Items from a dataset
begin

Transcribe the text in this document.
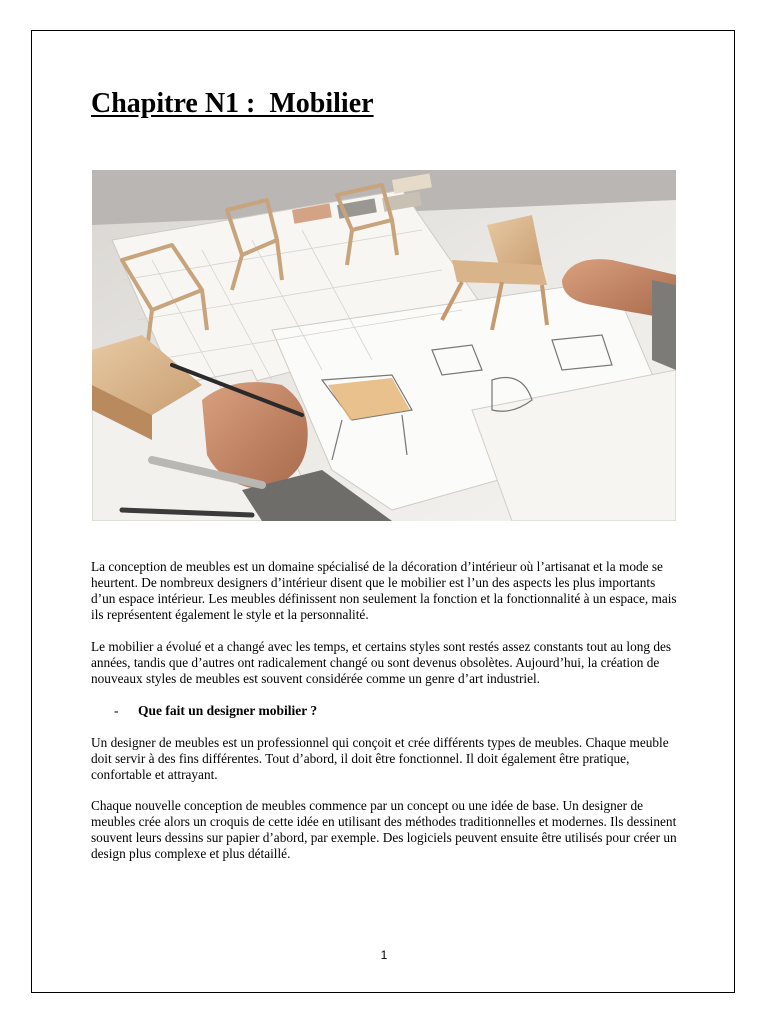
Chapitre N1 :  Mobilier

La conception de meubles est un domaine spécialisé de la décoration d’intérieur où l’artisanat et la mode se heurtent. De nombreux designers d’intérieur disent que le mobilier est l’un des aspects les plus importants d’un espace intérieur. Les meubles définissent non seulement la fonction et la fonctionnalité à un espace, mais ils représentent également le style et la personnalité.

Le mobilier a évolué et a changé avec les temps, et certains styles sont restés assez constants tout au long des années, tandis que d’autres ont radicalement changé ou sont devenus obsolètes. Aujourd’hui, la création de nouveaux styles de meubles est souvent considérée comme un genre d’art industriel.

-	Que fait un designer mobilier ?

Un designer de meubles est un professionnel qui conçoit et crée différents types de meubles. Chaque meuble doit servir à des fins différentes. Tout d’abord, il doit être fonctionnel. Il doit également être pratique, confortable et attrayant.

Chaque nouvelle conception de meubles commence par un concept ou une idée de base. Un designer de meubles crée alors un croquis de cette idée en utilisant des méthodes traditionnelles et modernes. Ils dessinent souvent leurs dessins sur papier d’abord, par exemple. Des logiciels peuvent ensuite être utilisés pour créer un design plus complexe et plus détaillé.

1
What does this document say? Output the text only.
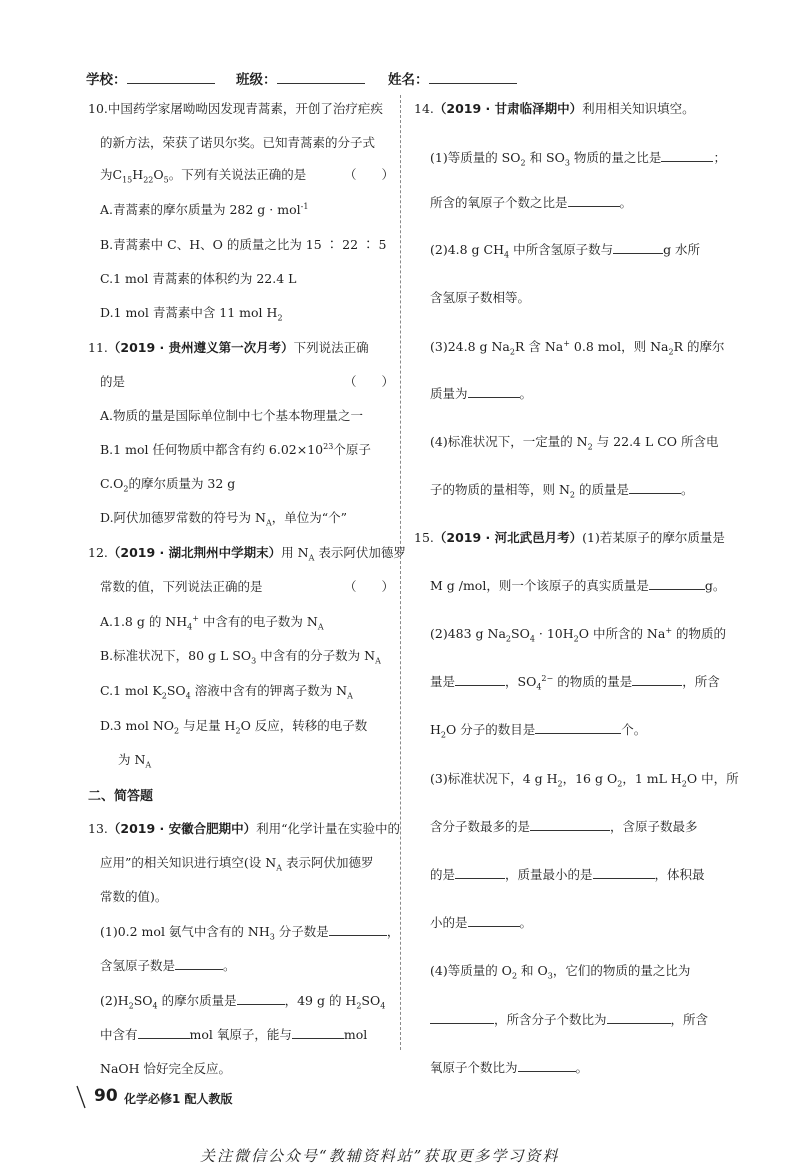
学校：	班级：	姓名：
10.中国药学家屠呦呦因发现青蒿素，开创了治疗疟疾
的新方法，荣获了诺贝尔奖。已知青蒿素的分子式
为$C_{15}H_{22}O_5$。下列有关说法正确的是	（　　）
A.青蒿素的摩尔质量为 282 g · mol$^{-1}$
B.青蒿素中 C、H、O 的质量之比为 15 ∶ 22 ∶ 5
C.1 mol 青蒿素的体积约为 22.4 L
D.1 mol 青蒿素中含 11 mol $H_2$
11.（2019 · 贵州遵义第一次月考）下列说法正确
的是	（　　）
A.物质的量是国际单位制中七个基本物理量之一
B.1 mol 任何物质中都含有约 $6.02\times 10^{23}$个原子
$C.O_2$的摩尔质量为 32 g
D.阿伏加德罗常数的符号为 $N_A$，单位为“个”
12.（2019 · 湖北荆州中学期末）用 $N_A$ 表示阿伏加德罗
常数的值，下列说法正确的是	（　　）
A.1.8 g 的 $NH_4^+$ 中含有的电子数为 $N_A$
B.标准状况下，80 g L $SO_3$ 中含有的分子数为 $N_A$
C.1 mol $K_2SO_4$ 溶液中含有的钾离子数为 $N_A$
D.3 mol $NO_2$ 与足量 $H_2O$ 反应，转移的电子数
为 $N_A$
二、简答题
13.（2019 · 安徽合肥期中）利用“化学计量在实验中的
应用”的相关知识进行填空(设 $N_A$ 表示阿伏加德罗
常数的值)。
(1)0.2 mol 氨气中含有的 $NH_3$ 分子数是	，
含氢原子数是	。
$(2)H_2SO_4$ 的摩尔质量是	，49 g 的 $H_2SO_4$
中含有	mol 氧原子，能与	mol
NaOH 恰好完全反应。
14.（2019 · 甘肃临泽期中）利用相关知识填空。
(1)等质量的 $SO_2$ 和 $SO_3$ 物质的量之比是	；
所含的氧原子个数之比是	。
(2)4.8 g $CH_4$ 中所含氢原子数与	g 水所
含氢原子数相等。
(3)24.8 g $Na_2R$ 含 Na+ 0.8 mol，则 $Na_2R$ 的摩尔
质量为	。
(4)标准状况下，一定量的 $N_2$ 与 22.4 L CO 所含电
子的物质的量相等，则 $N_2$ 的质量是	。
15.（2019 · 河北武邑月考）(1)若某原子的摩尔质量是
M g /mol，则一个该原子的真实质量是	g。
(2)483 g $Na_2SO_4 \cdot 10H_2O$ 中所含的 Na+ 的物质的
量是	，$SO_4^{2-}$ 的物质的量是	，所含
$H_2O$ 分子的数目是	个。
(3)标准状况下，4 g $H_2$，16 g $O_2$，1 mL $H_2O$ 中，所
含分子数最多的是	，含原子数最多
的是	，质量最小的是	，体积最
小的是	。
(4)等质量的 $O_2$ 和 $O_3$，它们的物质的量之比为
，所含分子个数比为	，所含
氧原子个数比为	。
90 化学必修1 配人教版
关注微信公众号“教辅资料站”获取更多学习资料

end

◆ **WORK TO BE COMPLETED**
Copy out the data above exactly, except the pictures.

◆ **WRITTEN REPLY**
Transcribe the text in this document.
Chapitre N1 :  Mobilier

La conception de meubles est un domaine spécialisé de la décoration d’intérieur où l’artisanat et la mode se heurtent. De nombreux designers d’intérieur disent que le mobilier est l’un des aspects les plus importants d’un espace intérieur. Les meubles définissent non seulement la fonction et la fonctionnalité à un espace, mais ils représentent également le style et la personnalité.

Le mobilier a évolué et a changé avec les temps, et certains styles sont restés assez constants tout au long des années, tandis que d’autres ont radicalement changé ou sont devenus obsolètes. Aujourd’hui, la création de nouveaux styles de meubles est souvent considérée comme un genre d’art industriel.

-	Que fait un designer mobilier ?

Un designer de meubles est un professionnel qui conçoit et crée différents types de meubles. Chaque meuble doit servir à des fins différentes. Tout d’abord, il doit être fonctionnel. Il doit également être pratique, confortable et attrayant.

Chaque nouvelle conception de meubles commence par un concept ou une idée de base. Un designer de meubles crée alors un croquis de cette idée en utilisant des méthodes traditionnelles et modernes. Ils dessinent souvent leurs dessins sur papier d’abord, par exemple. Des logiciels peuvent ensuite être utilisés pour créer un design plus complexe et plus détaillé.

1
What does this document say? Output the text only.
学校：	班级：	姓名：
10.中国药学家屠呦呦因发现青蒿素，开创了治疗疟疾
的新方法，荣获了诺贝尔奖。已知青蒿素的分子式
为$C_{15}H_{22}O_5$。下列有关说法正确的是	（　　）
A.青蒿素的摩尔质量为 282 g · mol$^{-1}$
B.青蒿素中 C、H、O 的质量之比为 15 ∶ 22 ∶ 5
C.1 mol 青蒿素的体积约为 22.4 L
D.1 mol 青蒿素中含 11 mol $H_2$
11.（2019 · 贵州遵义第一次月考）下列说法正确
的是	（　　）
A.物质的量是国际单位制中七个基本物理量之一
B.1 mol 任何物质中都含有约 $6.02\times 10^{23}$个原子
$C.O_2$的摩尔质量为 32 g
D.阿伏加德罗常数的符号为 $N_A$，单位为“个”
12.（2019 · 湖北荆州中学期末）用 $N_A$ 表示阿伏加德罗
常数的值，下列说法正确的是	（　　）
A.1.8 g 的 $NH_4^+$ 中含有的电子数为 $N_A$
B.标准状况下，80 g L $SO_3$ 中含有的分子数为 $N_A$
C.1 mol $K_2SO_4$ 溶液中含有的钾离子数为 $N_A$
D.3 mol $NO_2$ 与足量 $H_2O$ 反应，转移的电子数
为 $N_A$
二、简答题
13.（2019 · 安徽合肥期中）利用“化学计量在实验中的
应用”的相关知识进行填空(设 $N_A$ 表示阿伏加德罗
常数的值)。
(1)0.2 mol 氨气中含有的 $NH_3$ 分子数是	，
含氢原子数是	。
$(2)H_2SO_4$ 的摩尔质量是	，49 g 的 $H_2SO_4$
中含有	mol 氧原子，能与	mol
NaOH 恰好完全反应。
14.（2019 · 甘肃临泽期中）利用相关知识填空。
(1)等质量的 $SO_2$ 和 $SO_3$ 物质的量之比是	；
所含的氧原子个数之比是	。
(2)4.8 g $CH_4$ 中所含氢原子数与	g 水所
含氢原子数相等。
(3)24.8 g $Na_2R$ 含 Na+ 0.8 mol，则 $Na_2R$ 的摩尔
质量为	。
(4)标准状况下，一定量的 $N_2$ 与 22.4 L CO 所含电
子的物质的量相等，则 $N_2$ 的质量是	。
15.（2019 · 河北武邑月考）(1)若某原子的摩尔质量是
M g /mol，则一个该原子的真实质量是	g。
(2)483 g $Na_2SO_4 \cdot 10H_2O$ 中所含的 Na+ 的物质的
量是	，$SO_4^{2-}$ 的物质的量是	，所含
$H_2O$ 分子的数目是	个。
(3)标准状况下，4 g $H_2$，16 g $O_2$，1 mL $H_2O$ 中，所
含分子数最多的是	，含原子数最多
的是	，质量最小的是	，体积最
小的是	。
(4)等质量的 $O_2$ 和 $O_3$，它们的物质的量之比为
，所含分子个数比为	，所含
氧原子个数比为	。
90 化学必修1 配人教版
关注微信公众号“教辅资料站”获取更多学习资料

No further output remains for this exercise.